Saved entries
——————

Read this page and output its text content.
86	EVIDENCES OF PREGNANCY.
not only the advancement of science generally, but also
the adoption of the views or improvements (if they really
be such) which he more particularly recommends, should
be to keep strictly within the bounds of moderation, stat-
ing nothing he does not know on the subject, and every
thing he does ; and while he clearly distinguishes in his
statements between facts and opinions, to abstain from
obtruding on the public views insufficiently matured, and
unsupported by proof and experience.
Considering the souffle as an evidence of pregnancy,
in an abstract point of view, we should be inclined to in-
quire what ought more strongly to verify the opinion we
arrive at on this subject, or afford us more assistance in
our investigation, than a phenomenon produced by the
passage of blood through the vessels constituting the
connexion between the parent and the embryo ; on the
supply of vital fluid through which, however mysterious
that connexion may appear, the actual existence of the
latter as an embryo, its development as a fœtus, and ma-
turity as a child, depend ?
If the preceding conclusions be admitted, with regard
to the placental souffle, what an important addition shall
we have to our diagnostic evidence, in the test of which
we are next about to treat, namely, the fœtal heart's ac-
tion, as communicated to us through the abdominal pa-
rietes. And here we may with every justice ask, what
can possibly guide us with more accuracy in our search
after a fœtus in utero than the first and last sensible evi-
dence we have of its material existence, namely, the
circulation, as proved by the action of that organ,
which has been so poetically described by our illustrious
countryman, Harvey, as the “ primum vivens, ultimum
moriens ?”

——————

AIM — What is the number of lines in this material that hold the string "fœtus"? Answer with that number only.

EXPECTED ANSWER — 2